*Source text*:
Video length is 15:07

Differential Equations and Linear Algebra, 3.3: Linearization at Critical Points

From the series: Differential Equations and Linear Algebra

Gilbert Strang, Massachusetts Institute of Technology (MIT)

A critical point is a constant solution Y to the differential equation y’ = f(y). Near that Y, the sign of df/dy decides stability or instability.

Published: 27 Jan 2016

OK. I'm concentrating now on the key question of stability. Do the solutions approach 0 in the case of linear equations? Do they approach some constant, some steady state in the case of non-linear equations?

So today is the beginning of non-linear. I'll start with one equation. dy dt is some function of y, not a linear function probably. And first question, what is a steady state or critical point? Easy question. I'm looking at special points capital Y, where the right-hand side is 0, special points where the function is 0. And I'll call those critical points or steady states.

What's the point? At a critical point, here is the solution. It's a constant. It's steady. I'm just checking here that the equation is satisfied. The derivative is 0 because it's constant, and f is 0 because it's a critical point. So I have 0 equals 0. The differential equation is perfectly good. So if I start at a critical point, I stay there.

That's not our central question. Our key question is, if I start at other points, do I approach a critical point, or do I go away from it? Is the critical point stable and attractive, or is it unstable and repulsive?

So the way to answer that question is to look at the equation when you're very near the critical point. Very near the critical point, we could make the equation linear. We can linearize the equation, and that's the whole trick. And I've spoken before, and I'll do it again now for one equation. But the real message, the real content comes with two or three equations. That's what we see in nature very often, and we want to know, is the problem stable?

*Given data*:
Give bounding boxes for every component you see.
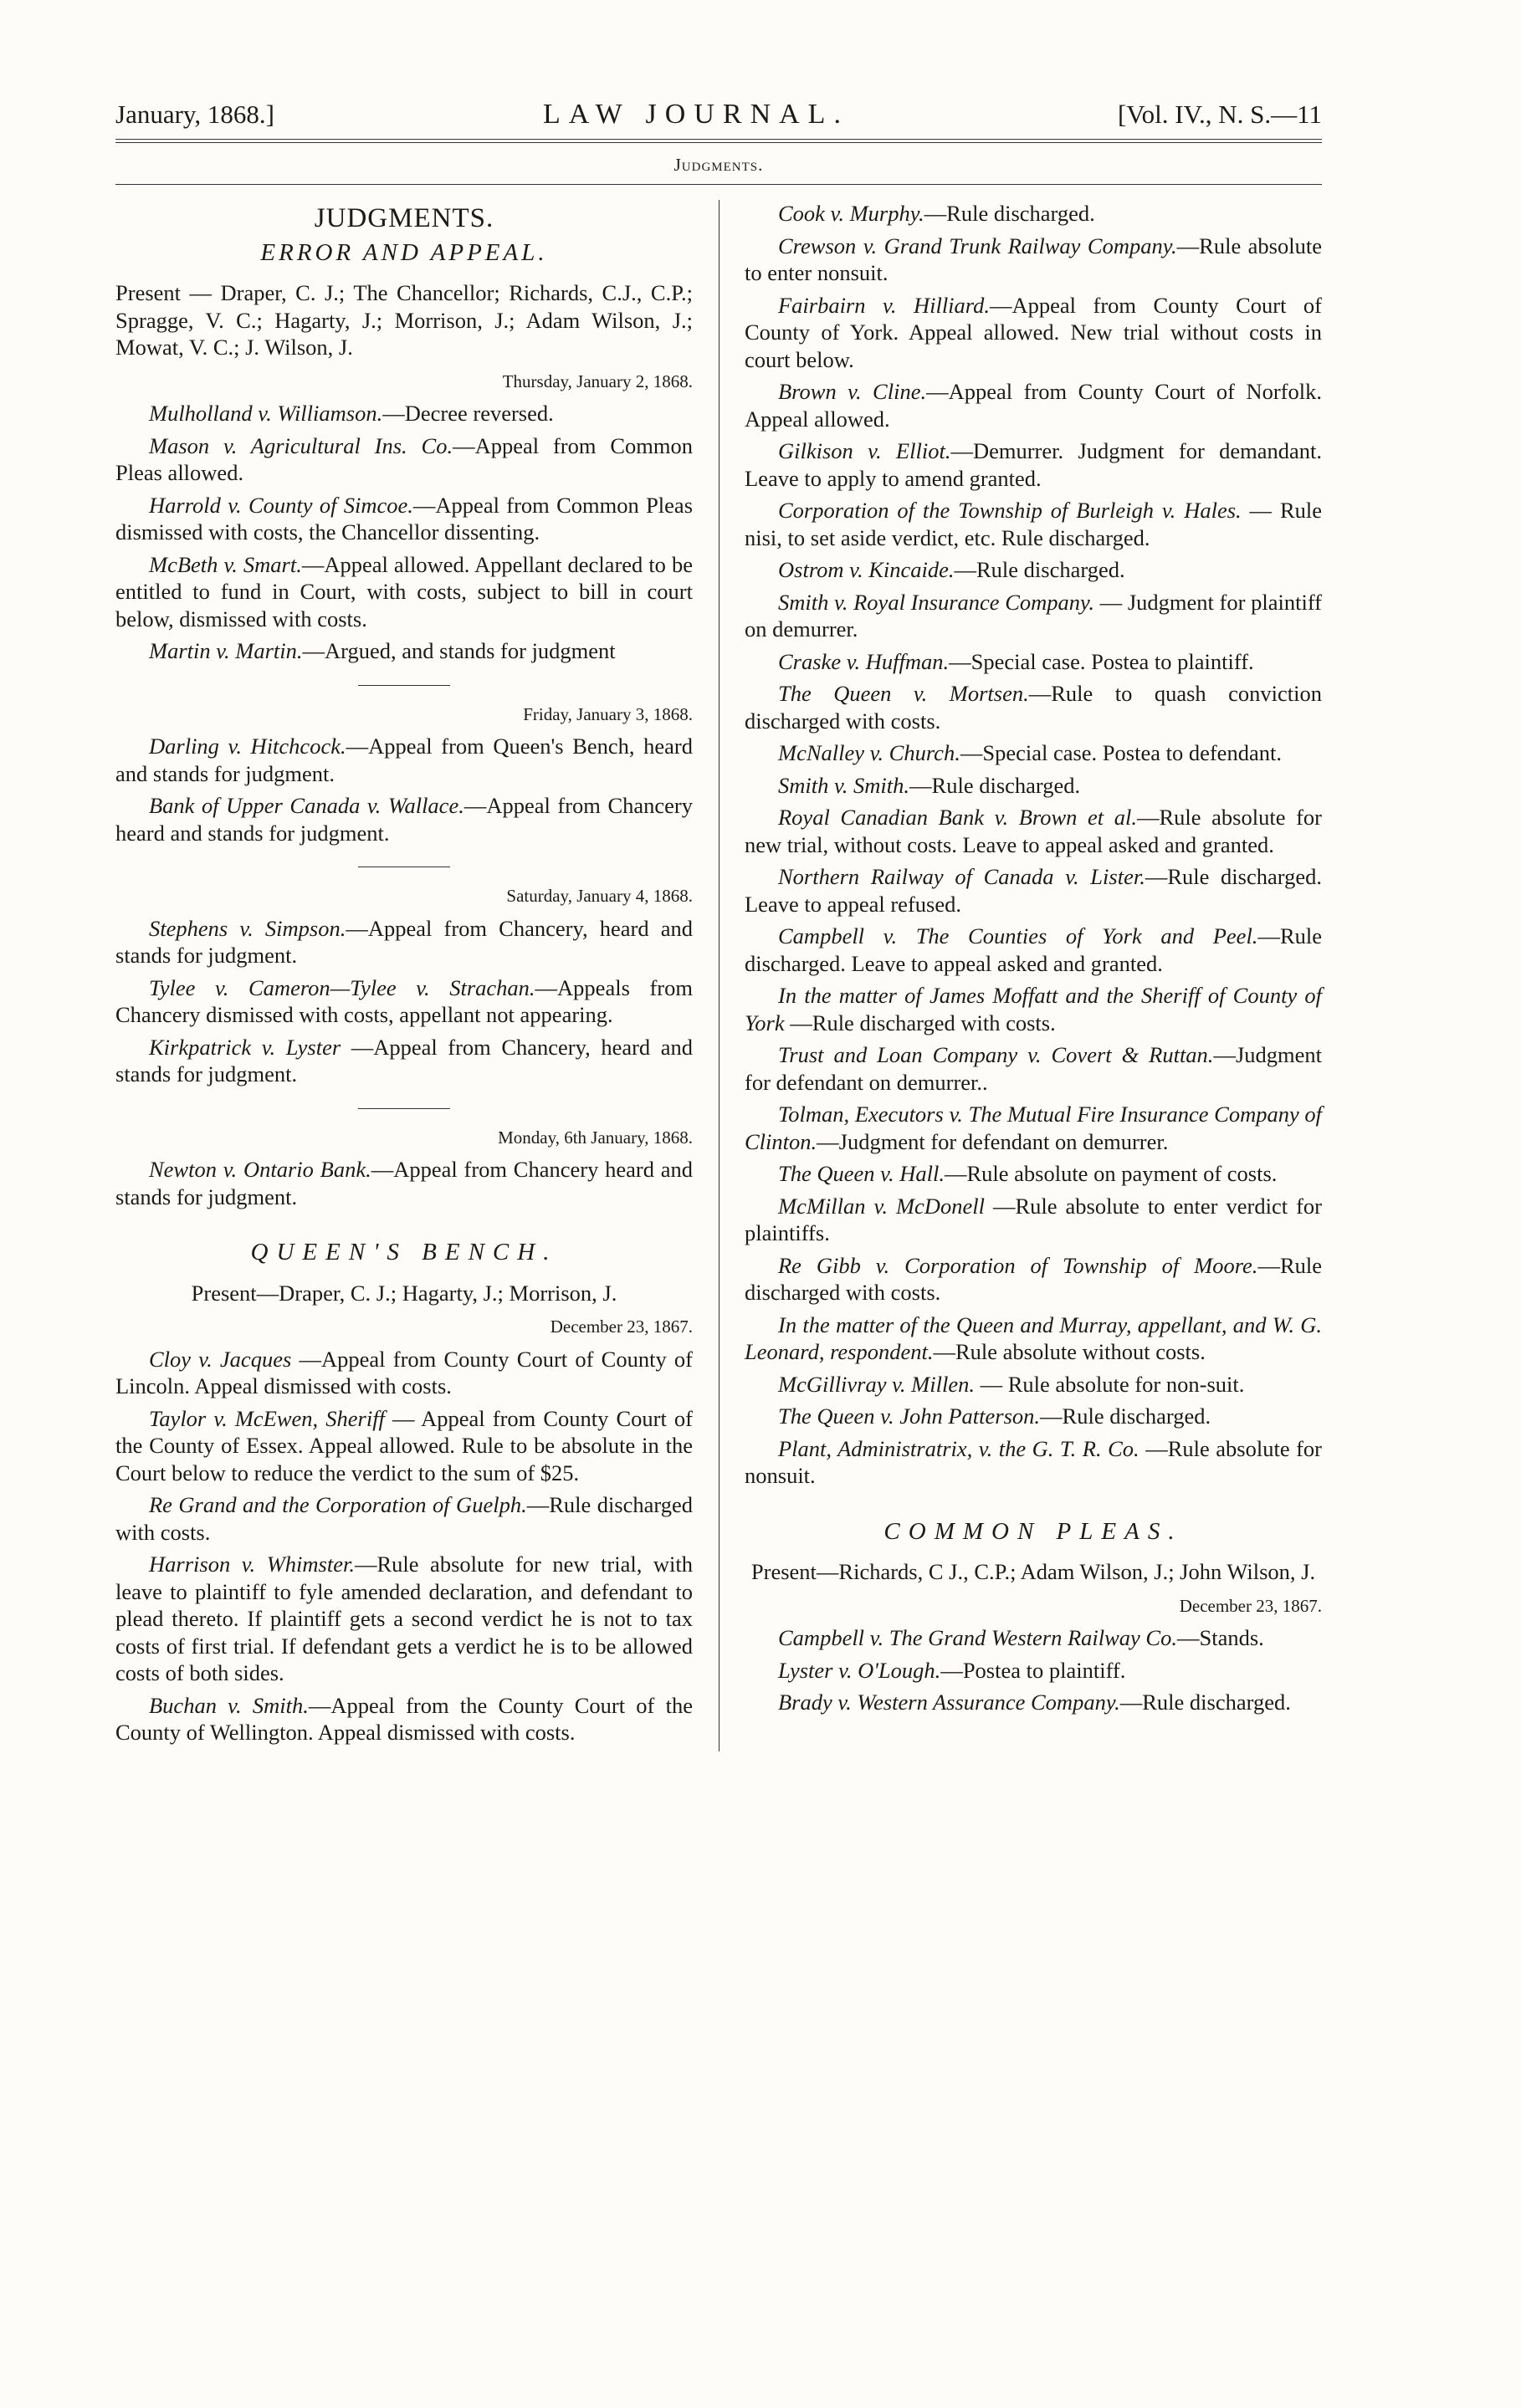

*Short problem*:
From the lecture on linearization at critical points, reproduce the passage verbatim: begin at "Video length is" and stop after "of non-linear equations?".

*Result below*:
Video length is 15:07

Differential Equations and Linear Algebra, 3.3: Linearization at Critical Points

From the series: Differential Equations and Linear Algebra

Gilbert Strang, Massachusetts Institute of Technology (MIT)

A critical point is a constant solution Y to the differential equation y’ = f(y). Near that Y, the sign of df/dy decides stability or instability.

Published: 27 Jan 2016

OK. I'm concentrating now on the key question of stability. Do the solutions approach 0 in the case of linear equations? Do they approach some constant, some steady state in the case of non-linear equations?